Report how many lines of these entries hold the string "machete"; reply with the number alone.

- _EXCERPTED DATA_
*-*-*
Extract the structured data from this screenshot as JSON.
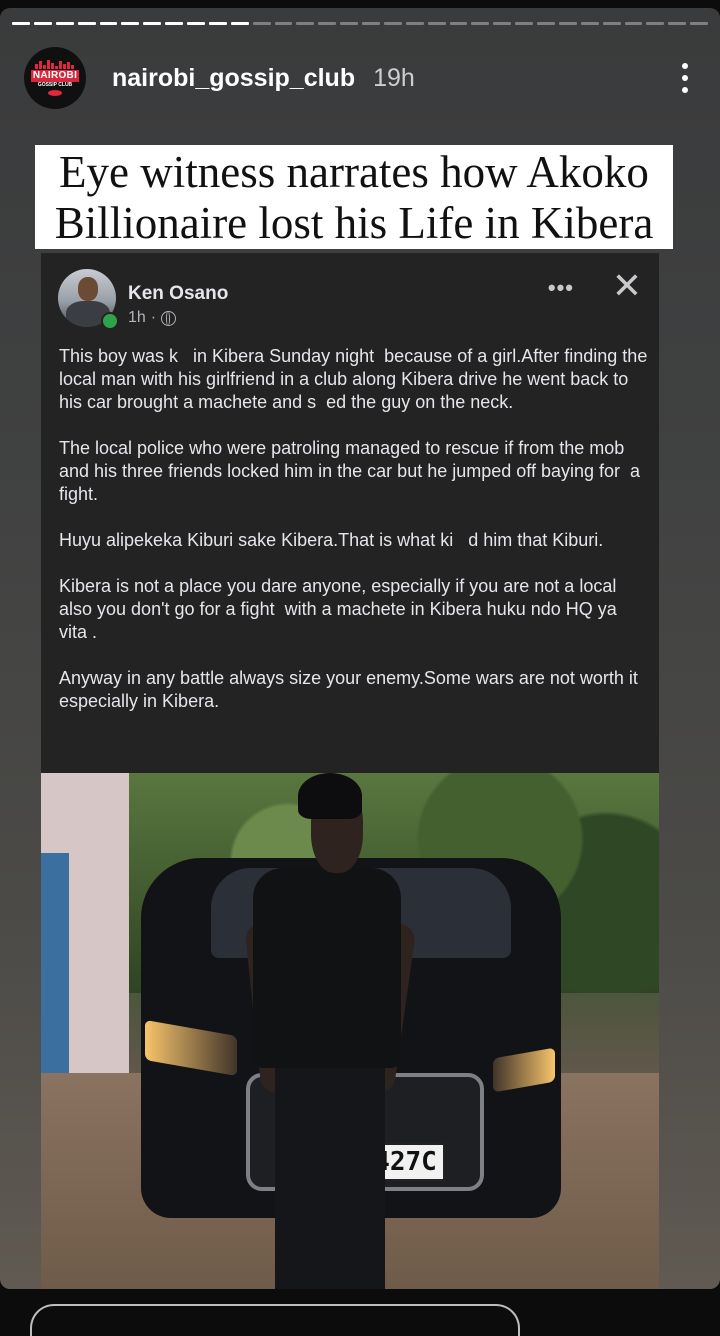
{
  "story": {
    "progress_segments": 32,
    "progress_completed": 11,
    "username": "nairobi_gossip_club",
    "time_ago": "19h",
    "avatar_logo": {
      "main": "NAIROBI",
      "sub": "GOSSIP CLUB"
    },
    "icons": {
      "more": "more-vertical-icon"
    }
  },
  "headline": {
    "line1": "Eye witness narrates how Akoko",
    "line2": "Billionaire lost his Life in Kibera"
  },
  "post": {
    "author": "Ken Osano",
    "time": "1h",
    "separator": "·",
    "icons": {
      "audience": "globe-icon",
      "options": "more-horizontal-icon",
      "close": "close-icon"
    },
    "paragraphs": [
      "This boy was k   in Kibera Sunday night  because of a girl.After finding the local man with his girlfriend in a club along Kibera drive he went back to his car brought a machete and s  ed the guy on the neck.",
      "The local police who were patroling managed to rescue if from the mob and his three friends locked him in the car but he jumped off baying for  a fight.",
      "Huyu alipekeka Kiburi sake Kibera.That is what ki   d him that Kiburi.",
      "Kibera is not a place you dare anyone, especially if you are not a local also you don't go for a fight  with a machete in Kibera huku ndo HQ ya vita .",
      "Anyway in any battle always size your enemy.Some wars are not worth it especially in Kibera."
    ]
  },
  "photo": {
    "plate": "427C"
  }
}
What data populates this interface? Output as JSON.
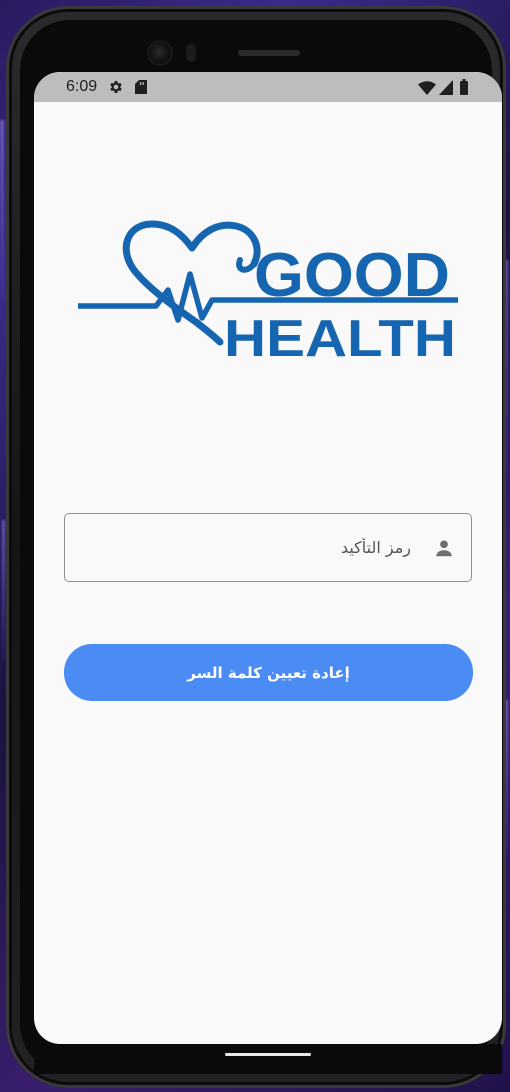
{
  "status_bar": {
    "time": "6:09",
    "icons": [
      "settings-gear-icon",
      "sd-card-icon",
      "wifi-icon",
      "cellular-signal-icon",
      "battery-icon"
    ]
  },
  "logo": {
    "line1": "GOOD",
    "line2": "HEALTH",
    "icon": "heart-pulse-icon",
    "color": "#1565b0"
  },
  "form": {
    "code_field": {
      "placeholder": "رمز التأكيد",
      "value": "",
      "icon": "person-icon"
    },
    "reset_button_label": "إعادة تعيين كلمة السر"
  },
  "colors": {
    "accent": "#4a8cf4",
    "background": "#f9f9f9",
    "status_bar": "#bdbdbd",
    "logo_blue": "#1565b0"
  }
}
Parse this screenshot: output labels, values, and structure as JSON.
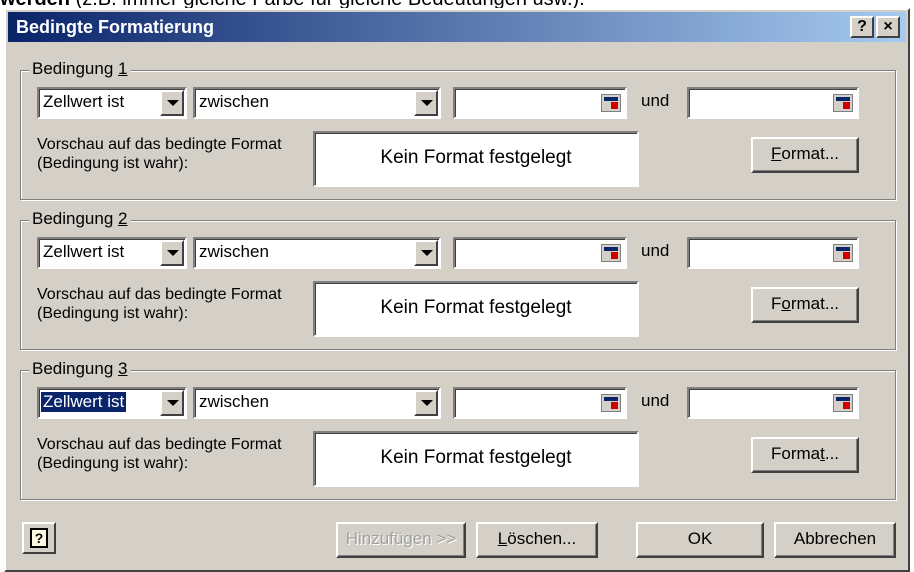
*-*-*
- _EXERCISE SOLUTION_
2